§ Trecho do texto

----------

Estranhos no Paraíso / Ghost Dog / Dirigindo no Escuro
Save your poison for a lover who is on your side.Há pouco tempo, rolou aqui em Sampa (no Cinesesc, a míseros R$ 2 por sessão _assim, sim) uma pequena mostra dedicada ao cineasta independente norte-americano Jim Jarmusch (que tem uma interessantíssima participação como ator no fraco "Sem Fôlego", de Wayne Wang e Paul Auster). Além dos dois filmes que batizam este texto, passou também "Daunbailó" (aquele com o Tom Waits e o Benigni), que eu não pude conferir _dizem que a sessão se esgotou, o que causou a volta do filme ao circuito comercial, só que num cinema longe demais das capitais.
Jarmusch foi uma espécie de queridinho da crítica durante os anos 80 _uma época que se via como o ápice do "cool", mas que já chegou a ser chamada de "a década perdida". Claro que não foi nem uma coisa nem outra _mas que rolava muita babaquice na época, isso rolava. Aliás, parece que ser babaca era chique, nos 80. Eu era criança, não entendia nada _sigo não entendendo, como o meu amigo Tremendão.
Mas, contraditoriamente, meus inexplicáveis intintos me diziam que a obra do J. J. devia ser interessante, apesar de tanta gente metida a besta babar ovo cozido para o cara. E não deu outra: 1) a mostra foi freqüentada, basicamente, por "jornalistas culturais" (urrrk!), "povinho do cinema" (bluéargh!) e "povinho MTV" (bléco!), ou seja, a mesma situação de quando eu peguei uma ponte aérea com o Enéas: só não desejei que uma bomba explodisse porque eu também estava ali; 2) os filmes eram mesmo bons, hallelujah.
Interessante, vi duas obras de épocas bem distintas: a primeira, de 1983; a segunda, de 1999. Há um abismo não somente temporal entre as duas, embora ambas compartilhem de uma grande e fundamental característica: senso de humor.

----------

§ Informações extraídas

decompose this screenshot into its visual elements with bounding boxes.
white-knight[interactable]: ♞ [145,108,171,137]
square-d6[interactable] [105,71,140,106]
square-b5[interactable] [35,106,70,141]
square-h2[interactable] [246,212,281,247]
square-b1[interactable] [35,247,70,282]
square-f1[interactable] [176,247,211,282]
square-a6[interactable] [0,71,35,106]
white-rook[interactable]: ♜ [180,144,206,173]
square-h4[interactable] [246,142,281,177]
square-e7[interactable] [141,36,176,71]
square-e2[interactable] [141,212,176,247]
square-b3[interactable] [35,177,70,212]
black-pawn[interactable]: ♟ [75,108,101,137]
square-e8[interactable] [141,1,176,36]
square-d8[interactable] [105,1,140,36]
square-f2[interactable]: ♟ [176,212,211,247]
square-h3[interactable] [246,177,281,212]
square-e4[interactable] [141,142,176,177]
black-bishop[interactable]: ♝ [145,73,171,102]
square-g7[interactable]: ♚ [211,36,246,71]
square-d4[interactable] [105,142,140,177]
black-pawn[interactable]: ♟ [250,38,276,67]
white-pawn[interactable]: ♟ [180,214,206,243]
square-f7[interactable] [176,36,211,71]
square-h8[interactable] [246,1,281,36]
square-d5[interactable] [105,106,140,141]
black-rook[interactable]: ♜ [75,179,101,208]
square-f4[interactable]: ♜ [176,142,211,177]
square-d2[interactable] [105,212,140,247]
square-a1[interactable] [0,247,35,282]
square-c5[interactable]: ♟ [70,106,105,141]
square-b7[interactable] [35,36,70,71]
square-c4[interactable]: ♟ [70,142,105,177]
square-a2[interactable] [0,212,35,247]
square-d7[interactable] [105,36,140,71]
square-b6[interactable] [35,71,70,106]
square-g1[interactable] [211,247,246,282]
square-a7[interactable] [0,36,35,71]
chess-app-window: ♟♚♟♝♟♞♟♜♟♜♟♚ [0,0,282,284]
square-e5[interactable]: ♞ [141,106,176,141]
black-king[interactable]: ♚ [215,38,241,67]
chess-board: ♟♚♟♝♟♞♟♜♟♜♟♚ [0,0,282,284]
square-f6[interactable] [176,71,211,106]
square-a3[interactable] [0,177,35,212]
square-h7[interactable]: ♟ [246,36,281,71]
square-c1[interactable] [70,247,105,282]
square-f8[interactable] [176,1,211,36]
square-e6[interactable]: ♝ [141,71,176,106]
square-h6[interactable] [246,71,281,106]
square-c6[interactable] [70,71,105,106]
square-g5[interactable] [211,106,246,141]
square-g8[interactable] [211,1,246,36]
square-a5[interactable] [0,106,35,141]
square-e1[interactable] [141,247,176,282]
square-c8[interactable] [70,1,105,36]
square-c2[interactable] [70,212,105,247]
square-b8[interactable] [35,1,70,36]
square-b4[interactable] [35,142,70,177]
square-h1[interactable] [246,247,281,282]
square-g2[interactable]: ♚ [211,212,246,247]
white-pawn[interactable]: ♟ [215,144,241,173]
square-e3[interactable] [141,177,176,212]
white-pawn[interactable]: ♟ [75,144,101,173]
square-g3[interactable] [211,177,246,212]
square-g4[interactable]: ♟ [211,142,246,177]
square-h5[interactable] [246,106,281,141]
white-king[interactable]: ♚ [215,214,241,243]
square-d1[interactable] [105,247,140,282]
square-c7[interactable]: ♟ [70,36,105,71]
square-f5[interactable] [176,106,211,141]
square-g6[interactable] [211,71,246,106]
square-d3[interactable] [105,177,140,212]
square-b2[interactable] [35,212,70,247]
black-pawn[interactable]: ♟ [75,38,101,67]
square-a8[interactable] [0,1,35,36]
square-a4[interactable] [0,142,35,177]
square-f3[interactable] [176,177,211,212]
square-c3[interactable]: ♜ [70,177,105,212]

----------

§ Tarefas
a - Transcreva fielmente o texto sobre Jim Jarmusch desde "Jarmusch foi uma" até "meu amigo Tremendão.".
b - Segundo o texto sobre Jim Jarmusch, em que cinema de São Paulo foi realizada a mostra dedicada ao cineasta?

§ Respostas
a -
Jarmusch foi uma espécie de queridinho da crítica durante os anos 80 _uma época que se via como o ápice do "cool", mas que já chegou a ser chamada de "a década perdida". Claro que não foi nem uma coisa nem outra _mas que rolava muita babaquice na época, isso rolava. Aliás, parece que ser babaca era chique, nos 80. Eu era criança, não entendia nada _sigo não entendendo, como o meu amigo Tremendão.

b - A mostra foi realizada no Cinesesc.